Copy every line of the listing exactly.

● Available data
####

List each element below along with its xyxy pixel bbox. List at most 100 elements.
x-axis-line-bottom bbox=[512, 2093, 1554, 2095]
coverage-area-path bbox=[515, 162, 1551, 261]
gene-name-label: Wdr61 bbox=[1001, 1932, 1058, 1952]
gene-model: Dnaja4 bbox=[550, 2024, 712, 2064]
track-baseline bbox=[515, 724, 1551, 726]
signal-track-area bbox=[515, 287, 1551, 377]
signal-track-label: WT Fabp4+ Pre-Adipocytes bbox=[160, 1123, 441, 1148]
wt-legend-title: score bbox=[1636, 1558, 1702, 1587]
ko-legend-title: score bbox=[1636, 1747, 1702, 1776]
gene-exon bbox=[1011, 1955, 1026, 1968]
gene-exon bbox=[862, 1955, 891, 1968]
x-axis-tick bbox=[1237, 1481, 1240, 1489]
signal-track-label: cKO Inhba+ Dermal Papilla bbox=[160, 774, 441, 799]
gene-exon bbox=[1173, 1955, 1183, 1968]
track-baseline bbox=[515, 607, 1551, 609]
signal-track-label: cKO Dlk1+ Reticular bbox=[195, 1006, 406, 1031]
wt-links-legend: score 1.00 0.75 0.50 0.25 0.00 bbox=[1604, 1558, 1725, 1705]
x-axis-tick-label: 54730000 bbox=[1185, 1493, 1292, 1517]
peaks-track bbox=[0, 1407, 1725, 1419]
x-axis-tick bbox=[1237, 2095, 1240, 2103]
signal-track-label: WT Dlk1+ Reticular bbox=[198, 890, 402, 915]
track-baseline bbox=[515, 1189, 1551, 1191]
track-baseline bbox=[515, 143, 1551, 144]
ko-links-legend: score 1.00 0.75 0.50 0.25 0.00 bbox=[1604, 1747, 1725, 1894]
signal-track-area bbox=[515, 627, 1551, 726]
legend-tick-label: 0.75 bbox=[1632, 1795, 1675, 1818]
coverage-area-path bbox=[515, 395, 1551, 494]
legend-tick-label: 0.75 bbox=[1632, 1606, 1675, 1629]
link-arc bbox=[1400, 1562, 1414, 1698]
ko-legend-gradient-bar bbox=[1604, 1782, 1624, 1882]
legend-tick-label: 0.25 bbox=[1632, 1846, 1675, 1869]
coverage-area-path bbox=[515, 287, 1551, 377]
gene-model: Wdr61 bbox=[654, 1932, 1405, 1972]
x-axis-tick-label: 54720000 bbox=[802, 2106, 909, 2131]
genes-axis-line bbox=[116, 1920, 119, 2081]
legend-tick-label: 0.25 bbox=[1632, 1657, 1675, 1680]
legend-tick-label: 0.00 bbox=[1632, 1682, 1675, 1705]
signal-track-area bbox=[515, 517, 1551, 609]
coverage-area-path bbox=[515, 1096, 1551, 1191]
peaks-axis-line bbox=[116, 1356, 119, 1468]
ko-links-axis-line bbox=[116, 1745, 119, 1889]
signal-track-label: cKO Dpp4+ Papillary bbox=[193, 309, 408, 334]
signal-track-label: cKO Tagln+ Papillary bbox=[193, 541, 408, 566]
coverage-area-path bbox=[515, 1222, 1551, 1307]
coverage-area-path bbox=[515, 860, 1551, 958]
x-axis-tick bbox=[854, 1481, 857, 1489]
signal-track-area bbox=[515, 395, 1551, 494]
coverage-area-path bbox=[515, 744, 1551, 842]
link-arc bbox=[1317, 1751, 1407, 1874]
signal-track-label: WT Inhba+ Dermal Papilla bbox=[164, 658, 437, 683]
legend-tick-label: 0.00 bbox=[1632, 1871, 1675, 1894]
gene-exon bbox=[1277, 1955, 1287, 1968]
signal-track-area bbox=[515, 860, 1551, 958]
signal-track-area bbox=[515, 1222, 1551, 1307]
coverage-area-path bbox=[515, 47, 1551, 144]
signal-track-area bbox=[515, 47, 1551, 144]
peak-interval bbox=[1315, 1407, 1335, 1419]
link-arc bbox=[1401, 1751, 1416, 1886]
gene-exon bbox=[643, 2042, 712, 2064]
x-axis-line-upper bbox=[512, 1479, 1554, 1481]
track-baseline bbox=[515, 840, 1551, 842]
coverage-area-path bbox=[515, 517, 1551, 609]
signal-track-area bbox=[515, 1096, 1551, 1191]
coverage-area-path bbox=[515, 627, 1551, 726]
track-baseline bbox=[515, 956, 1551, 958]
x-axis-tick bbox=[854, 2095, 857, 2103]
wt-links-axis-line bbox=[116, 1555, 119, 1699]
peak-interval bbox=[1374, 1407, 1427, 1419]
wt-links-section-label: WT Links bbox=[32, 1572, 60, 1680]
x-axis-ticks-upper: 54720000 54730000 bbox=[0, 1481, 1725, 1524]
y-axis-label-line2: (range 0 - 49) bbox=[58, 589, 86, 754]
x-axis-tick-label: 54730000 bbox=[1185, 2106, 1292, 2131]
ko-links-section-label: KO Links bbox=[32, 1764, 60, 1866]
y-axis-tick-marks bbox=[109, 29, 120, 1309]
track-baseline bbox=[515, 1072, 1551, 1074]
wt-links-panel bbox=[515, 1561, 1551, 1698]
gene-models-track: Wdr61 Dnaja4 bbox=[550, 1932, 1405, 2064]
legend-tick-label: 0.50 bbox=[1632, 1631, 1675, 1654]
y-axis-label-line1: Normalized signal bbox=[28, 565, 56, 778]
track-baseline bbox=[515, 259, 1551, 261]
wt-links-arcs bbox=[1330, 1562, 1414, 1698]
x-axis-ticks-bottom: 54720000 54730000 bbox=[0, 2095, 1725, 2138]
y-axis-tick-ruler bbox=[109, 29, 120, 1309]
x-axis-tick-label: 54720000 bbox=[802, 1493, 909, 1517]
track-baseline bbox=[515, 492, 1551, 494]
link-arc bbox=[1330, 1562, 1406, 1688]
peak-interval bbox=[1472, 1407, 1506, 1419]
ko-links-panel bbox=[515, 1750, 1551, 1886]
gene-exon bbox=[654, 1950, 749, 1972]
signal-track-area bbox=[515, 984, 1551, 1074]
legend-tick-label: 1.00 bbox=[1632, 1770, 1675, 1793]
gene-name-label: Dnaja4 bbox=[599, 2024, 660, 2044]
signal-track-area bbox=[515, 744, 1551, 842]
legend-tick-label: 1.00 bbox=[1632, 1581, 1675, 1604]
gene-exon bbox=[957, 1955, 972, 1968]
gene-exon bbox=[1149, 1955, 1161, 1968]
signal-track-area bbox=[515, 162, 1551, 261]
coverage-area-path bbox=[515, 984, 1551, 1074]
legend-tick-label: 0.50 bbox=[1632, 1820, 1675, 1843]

####

● Response to the exercise
List each element below along with its xyxy pixel bbox. List at most 100 elements.
x-axis-line-bottom bbox=[512, 2093, 1554, 2095]
coverage-area-path bbox=[515, 162, 1551, 261]
gene-name-label: Wdr61 bbox=[1001, 1932, 1058, 1952]
gene-model: Dnaja4 bbox=[550, 2024, 712, 2064]
track-baseline bbox=[515, 724, 1551, 726]
signal-track-area bbox=[515, 287, 1551, 377]
signal-track-label: WT Fabp4+ Pre-Adipocytes bbox=[160, 1123, 441, 1148]
wt-legend-title: score bbox=[1636, 1558, 1702, 1587]
ko-legend-title: score bbox=[1636, 1747, 1702, 1776]
gene-exon bbox=[1011, 1955, 1026, 1968]
gene-exon bbox=[862, 1955, 891, 1968]
x-axis-tick bbox=[1237, 1481, 1240, 1489]
signal-track-label: cKO Inhba+ Dermal Papilla bbox=[160, 774, 441, 799]
gene-exon bbox=[1173, 1955, 1183, 1968]
track-baseline bbox=[515, 607, 1551, 609]
signal-track-label: cKO Dlk1+ Reticular bbox=[195, 1006, 406, 1031]
wt-links-legend: score 1.00 0.75 0.50 0.25 0.00 bbox=[1604, 1558, 1725, 1705]
x-axis-tick-label: 54730000 bbox=[1185, 1493, 1292, 1517]
peaks-track bbox=[0, 1407, 1725, 1419]
x-axis-tick bbox=[1237, 2095, 1240, 2103]
signal-track-label: WT Dlk1+ Reticular bbox=[198, 890, 402, 915]
track-baseline bbox=[515, 1189, 1551, 1191]
track-baseline bbox=[515, 143, 1551, 144]
ko-links-legend: score 1.00 0.75 0.50 0.25 0.00 bbox=[1604, 1747, 1725, 1894]
signal-track-area bbox=[515, 627, 1551, 726]
legend-tick-label: 0.75 bbox=[1632, 1795, 1675, 1818]
coverage-area-path bbox=[515, 395, 1551, 494]
legend-tick-label: 0.75 bbox=[1632, 1606, 1675, 1629]
link-arc bbox=[1400, 1562, 1414, 1698]
ko-legend-gradient-bar bbox=[1604, 1782, 1624, 1882]
legend-tick-label: 0.25 bbox=[1632, 1846, 1675, 1869]
coverage-area-path bbox=[515, 287, 1551, 377]
gene-model: Wdr61 bbox=[654, 1932, 1405, 1972]
x-axis-tick-label: 54720000 bbox=[802, 2106, 909, 2131]
genes-axis-line bbox=[116, 1920, 119, 2081]
legend-tick-label: 0.25 bbox=[1632, 1657, 1675, 1680]
legend-tick-label: 0.00 bbox=[1632, 1682, 1675, 1705]
signal-track-area bbox=[515, 517, 1551, 609]
coverage-area-path bbox=[515, 1096, 1551, 1191]
peaks-axis-line bbox=[116, 1356, 119, 1468]
ko-links-axis-line bbox=[116, 1745, 119, 1889]
signal-track-label: cKO Dpp4+ Papillary bbox=[193, 309, 408, 334]
signal-track-label: cKO Tagln+ Papillary bbox=[193, 541, 408, 566]
coverage-area-path bbox=[515, 1222, 1551, 1307]
coverage-area-path bbox=[515, 860, 1551, 958]
x-axis-tick bbox=[854, 1481, 857, 1489]
signal-track-area bbox=[515, 395, 1551, 494]
coverage-area-path bbox=[515, 744, 1551, 842]
link-arc bbox=[1317, 1751, 1407, 1874]
signal-track-label: WT Inhba+ Dermal Papilla bbox=[164, 658, 437, 683]
legend-tick-label: 0.00 bbox=[1632, 1871, 1675, 1894]
gene-exon bbox=[1277, 1955, 1287, 1968]
signal-track-area bbox=[515, 860, 1551, 958]
signal-track-area bbox=[515, 1222, 1551, 1307]
coverage-area-path bbox=[515, 47, 1551, 144]
signal-track-area bbox=[515, 47, 1551, 144]
peak-interval bbox=[1315, 1407, 1335, 1419]
link-arc bbox=[1401, 1751, 1416, 1886]
gene-exon bbox=[643, 2042, 712, 2064]
x-axis-line-upper bbox=[512, 1479, 1554, 1481]
track-baseline bbox=[515, 840, 1551, 842]
coverage-area-path bbox=[515, 517, 1551, 609]
signal-track-area bbox=[515, 1096, 1551, 1191]
coverage-area-path bbox=[515, 627, 1551, 726]
track-baseline bbox=[515, 956, 1551, 958]
x-axis-tick bbox=[854, 2095, 857, 2103]
wt-links-axis-line bbox=[116, 1555, 119, 1699]
peak-interval bbox=[1374, 1407, 1427, 1419]
wt-links-section-label: WT Links bbox=[32, 1572, 60, 1680]
x-axis-ticks-upper: 54720000 54730000 bbox=[0, 1481, 1725, 1524]
y-axis-label-line2: (range 0 - 49) bbox=[58, 589, 86, 754]
x-axis-tick-label: 54730000 bbox=[1185, 2106, 1292, 2131]
ko-links-section-label: KO Links bbox=[32, 1764, 60, 1866]
y-axis-tick-marks bbox=[109, 29, 120, 1309]
track-baseline bbox=[515, 1072, 1551, 1074]
wt-links-panel bbox=[515, 1561, 1551, 1698]
gene-models-track: Wdr61 Dnaja4 bbox=[550, 1932, 1405, 2064]
legend-tick-label: 0.50 bbox=[1632, 1631, 1675, 1654]
y-axis-label-line1: Normalized signal bbox=[28, 565, 56, 778]
track-baseline bbox=[515, 259, 1551, 261]
wt-links-arcs bbox=[1330, 1562, 1414, 1698]
x-axis-ticks-bottom: 54720000 54730000 bbox=[0, 2095, 1725, 2138]
y-axis-tick-ruler bbox=[109, 29, 120, 1309]
x-axis-tick-label: 54720000 bbox=[802, 1493, 909, 1517]
track-baseline bbox=[515, 492, 1551, 494]
link-arc bbox=[1330, 1562, 1406, 1688]
peak-interval bbox=[1472, 1407, 1506, 1419]
ko-links-panel bbox=[515, 1750, 1551, 1886]
gene-exon bbox=[654, 1950, 749, 1972]
signal-track-area bbox=[515, 984, 1551, 1074]
legend-tick-label: 1.00 bbox=[1632, 1770, 1675, 1793]
gene-name-label: Dnaja4 bbox=[599, 2024, 660, 2044]
signal-track-area bbox=[515, 744, 1551, 842]
legend-tick-label: 1.00 bbox=[1632, 1581, 1675, 1604]
gene-exon bbox=[957, 1955, 972, 1968]
gene-exon bbox=[1149, 1955, 1161, 1968]
signal-track-area bbox=[515, 162, 1551, 261]
coverage-area-path bbox=[515, 984, 1551, 1074]
legend-tick-label: 0.50 bbox=[1632, 1820, 1675, 1843]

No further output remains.